What is expected: Would you copy the entries that follow exactly, leaving out every picture?

Page transcription entries:
--

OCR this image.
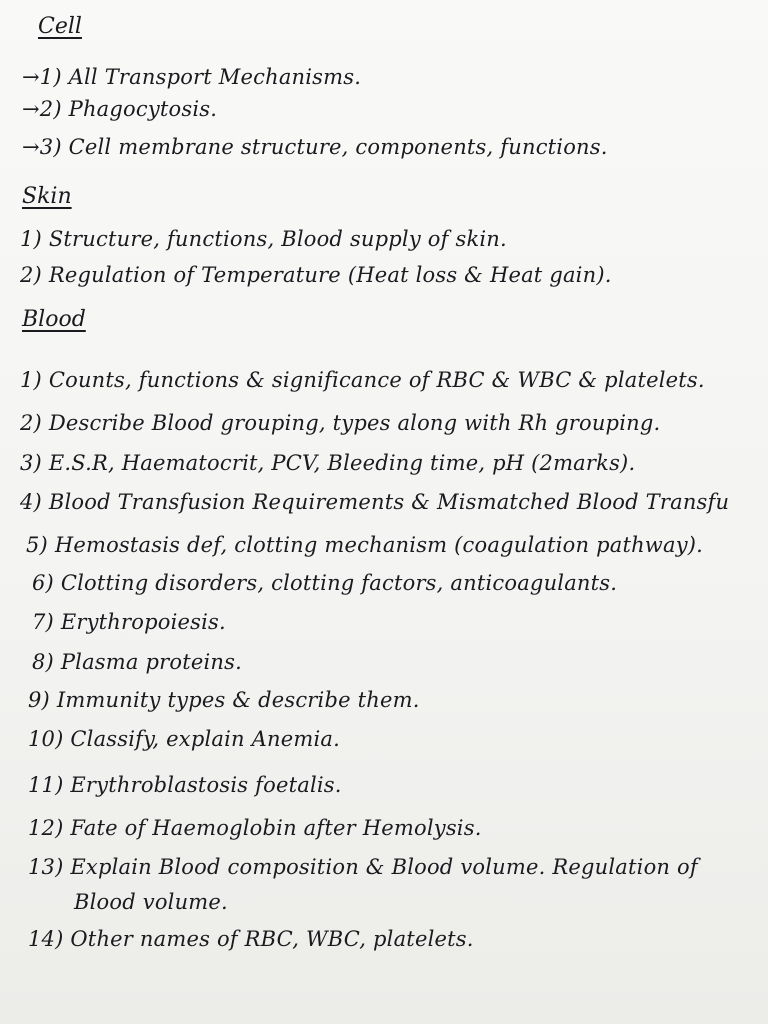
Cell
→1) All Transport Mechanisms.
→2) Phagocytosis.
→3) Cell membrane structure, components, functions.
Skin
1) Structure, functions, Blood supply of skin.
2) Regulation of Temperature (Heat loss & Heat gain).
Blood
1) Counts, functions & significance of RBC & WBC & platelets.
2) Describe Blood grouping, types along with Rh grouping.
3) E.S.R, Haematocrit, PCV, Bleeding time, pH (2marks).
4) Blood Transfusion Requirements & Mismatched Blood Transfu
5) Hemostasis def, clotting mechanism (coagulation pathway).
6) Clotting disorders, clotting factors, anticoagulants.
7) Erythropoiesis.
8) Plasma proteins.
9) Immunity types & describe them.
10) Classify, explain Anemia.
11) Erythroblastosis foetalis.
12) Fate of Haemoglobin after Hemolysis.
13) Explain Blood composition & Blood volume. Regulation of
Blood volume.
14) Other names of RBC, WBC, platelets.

--

The completed task:
OCR this image.
Cell
→1) All Transport Mechanisms.
→2) Phagocytosis.
→3) Cell membrane structure, components, functions.
Skin
1) Structure, functions, Blood supply of skin.
2) Regulation of Temperature (Heat loss & Heat gain).
Blood
1) Counts, functions & significance of RBC & WBC & platelets.
2) Describe Blood grouping, types along with Rh grouping.
3) E.S.R, Haematocrit, PCV, Bleeding time, pH (2marks).
4) Blood Transfusion Requirements & Mismatched Blood Transfu
5) Hemostasis def, clotting mechanism (coagulation pathway).
6) Clotting disorders, clotting factors, anticoagulants.
7) Erythropoiesis.
8) Plasma proteins.
9) Immunity types & describe them.
10) Classify, explain Anemia.
11) Erythroblastosis foetalis.
12) Fate of Haemoglobin after Hemolysis.
13) Explain Blood composition & Blood volume. Regulation of
Blood volume.
14) Other names of RBC, WBC, platelets.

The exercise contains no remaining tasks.